---------- Records for this task

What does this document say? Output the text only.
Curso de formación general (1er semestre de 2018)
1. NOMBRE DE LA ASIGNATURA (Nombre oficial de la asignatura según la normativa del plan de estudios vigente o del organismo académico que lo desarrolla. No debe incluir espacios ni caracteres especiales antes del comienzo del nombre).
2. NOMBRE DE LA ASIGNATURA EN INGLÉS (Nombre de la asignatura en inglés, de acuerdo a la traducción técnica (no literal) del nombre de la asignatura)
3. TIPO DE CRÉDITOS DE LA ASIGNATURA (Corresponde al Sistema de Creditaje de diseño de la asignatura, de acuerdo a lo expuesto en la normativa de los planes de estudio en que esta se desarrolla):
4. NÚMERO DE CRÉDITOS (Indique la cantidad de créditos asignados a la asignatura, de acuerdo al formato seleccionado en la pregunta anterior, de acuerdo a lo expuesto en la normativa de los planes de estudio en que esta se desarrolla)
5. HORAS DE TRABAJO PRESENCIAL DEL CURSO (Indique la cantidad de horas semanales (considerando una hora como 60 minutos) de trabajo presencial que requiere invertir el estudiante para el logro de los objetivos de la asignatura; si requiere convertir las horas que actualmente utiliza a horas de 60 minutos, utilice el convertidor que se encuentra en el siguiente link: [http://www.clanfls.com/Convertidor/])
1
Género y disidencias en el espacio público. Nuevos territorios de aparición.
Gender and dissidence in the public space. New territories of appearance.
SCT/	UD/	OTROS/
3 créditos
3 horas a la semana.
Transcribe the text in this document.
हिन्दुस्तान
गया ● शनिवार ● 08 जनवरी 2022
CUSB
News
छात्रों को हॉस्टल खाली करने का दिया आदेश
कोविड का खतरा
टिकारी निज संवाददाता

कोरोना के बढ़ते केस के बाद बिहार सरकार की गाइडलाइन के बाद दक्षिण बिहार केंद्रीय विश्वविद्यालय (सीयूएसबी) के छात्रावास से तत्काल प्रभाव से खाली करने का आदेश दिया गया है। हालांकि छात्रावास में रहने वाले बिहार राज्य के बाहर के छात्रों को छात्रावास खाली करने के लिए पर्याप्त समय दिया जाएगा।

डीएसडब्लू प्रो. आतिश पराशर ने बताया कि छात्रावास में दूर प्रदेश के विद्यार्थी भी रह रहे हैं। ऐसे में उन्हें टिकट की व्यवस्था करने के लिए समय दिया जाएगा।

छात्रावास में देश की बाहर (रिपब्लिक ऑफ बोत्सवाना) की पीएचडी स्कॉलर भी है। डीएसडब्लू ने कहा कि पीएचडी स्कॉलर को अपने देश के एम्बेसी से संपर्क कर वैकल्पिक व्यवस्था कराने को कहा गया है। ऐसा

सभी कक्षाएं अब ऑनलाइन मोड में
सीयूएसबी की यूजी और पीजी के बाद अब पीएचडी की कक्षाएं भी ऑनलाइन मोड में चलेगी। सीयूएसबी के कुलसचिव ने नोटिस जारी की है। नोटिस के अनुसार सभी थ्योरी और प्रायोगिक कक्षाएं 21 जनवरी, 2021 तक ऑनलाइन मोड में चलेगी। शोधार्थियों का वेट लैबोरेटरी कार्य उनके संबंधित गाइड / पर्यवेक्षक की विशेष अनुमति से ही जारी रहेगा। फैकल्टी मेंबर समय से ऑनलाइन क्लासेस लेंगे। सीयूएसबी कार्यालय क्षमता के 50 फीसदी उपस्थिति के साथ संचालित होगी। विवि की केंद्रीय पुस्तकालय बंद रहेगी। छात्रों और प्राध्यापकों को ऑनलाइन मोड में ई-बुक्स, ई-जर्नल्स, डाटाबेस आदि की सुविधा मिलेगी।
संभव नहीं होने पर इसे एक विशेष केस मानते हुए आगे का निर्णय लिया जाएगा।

--------------------

**Task directions**
Reproduce the listing above word for word.

**Solution to this exercise**
What does this document say? Output the text only.
Curso de formación general (1er semestre de 2018)
1. NOMBRE DE LA ASIGNATURA (Nombre oficial de la asignatura según la normativa del plan de estudios vigente o del organismo académico que lo desarrolla. No debe incluir espacios ni caracteres especiales antes del comienzo del nombre).
2. NOMBRE DE LA ASIGNATURA EN INGLÉS (Nombre de la asignatura en inglés, de acuerdo a la traducción técnica (no literal) del nombre de la asignatura)
3. TIPO DE CRÉDITOS DE LA ASIGNATURA (Corresponde al Sistema de Creditaje de diseño de la asignatura, de acuerdo a lo expuesto en la normativa de los planes de estudio en que esta se desarrolla):
4. NÚMERO DE CRÉDITOS (Indique la cantidad de créditos asignados a la asignatura, de acuerdo al formato seleccionado en la pregunta anterior, de acuerdo a lo expuesto en la normativa de los planes de estudio en que esta se desarrolla)
5. HORAS DE TRABAJO PRESENCIAL DEL CURSO (Indique la cantidad de horas semanales (considerando una hora como 60 minutos) de trabajo presencial que requiere invertir el estudiante para el logro de los objetivos de la asignatura; si requiere convertir las horas que actualmente utiliza a horas de 60 minutos, utilice el convertidor que se encuentra en el siguiente link: [http://www.clanfls.com/Convertidor/])
1
Género y disidencias en el espacio público. Nuevos territorios de aparición.
Gender and dissidence in the public space. New territories of appearance.
SCT/	UD/	OTROS/
3 créditos
3 horas a la semana.
Transcribe the text in this document.
हिन्दुस्तान
गया ● शनिवार ● 08 जनवरी 2022
CUSB
News
छात्रों को हॉस्टल खाली करने का दिया आदेश
कोविड का खतरा
टिकारी निज संवाददाता

कोरोना के बढ़ते केस के बाद बिहार सरकार की गाइडलाइन के बाद दक्षिण बिहार केंद्रीय विश्वविद्यालय (सीयूएसबी) के छात्रावास से तत्काल प्रभाव से खाली करने का आदेश दिया गया है। हालांकि छात्रावास में रहने वाले बिहार राज्य के बाहर के छात्रों को छात्रावास खाली करने के लिए पर्याप्त समय दिया जाएगा।

डीएसडब्लू प्रो. आतिश पराशर ने बताया कि छात्रावास में दूर प्रदेश के विद्यार्थी भी रह रहे हैं। ऐसे में उन्हें टिकट की व्यवस्था करने के लिए समय दिया जाएगा।

छात्रावास में देश की बाहर (रिपब्लिक ऑफ बोत्सवाना) की पीएचडी स्कॉलर भी है। डीएसडब्लू ने कहा कि पीएचडी स्कॉलर को अपने देश के एम्बेसी से संपर्क कर वैकल्पिक व्यवस्था कराने को कहा गया है। ऐसा

सभी कक्षाएं अब ऑनलाइन मोड में
सीयूएसबी की यूजी और पीजी के बाद अब पीएचडी की कक्षाएं भी ऑनलाइन मोड में चलेगी। सीयूएसबी के कुलसचिव ने नोटिस जारी की है। नोटिस के अनुसार सभी थ्योरी और प्रायोगिक कक्षाएं 21 जनवरी, 2021 तक ऑनलाइन मोड में चलेगी। शोधार्थियों का वेट लैबोरेटरी कार्य उनके संबंधित गाइड / पर्यवेक्षक की विशेष अनुमति से ही जारी रहेगा। फैकल्टी मेंबर समय से ऑनलाइन क्लासेस लेंगे। सीयूएसबी कार्यालय क्षमता के 50 फीसदी उपस्थिति के साथ संचालित होगी। विवि की केंद्रीय पुस्तकालय बंद रहेगी। छात्रों और प्राध्यापकों को ऑनलाइन मोड में ई-बुक्स, ई-जर्नल्स, डाटाबेस आदि की सुविधा मिलेगी।
संभव नहीं होने पर इसे एक विशेष केस मानते हुए आगे का निर्णय लिया जाएगा।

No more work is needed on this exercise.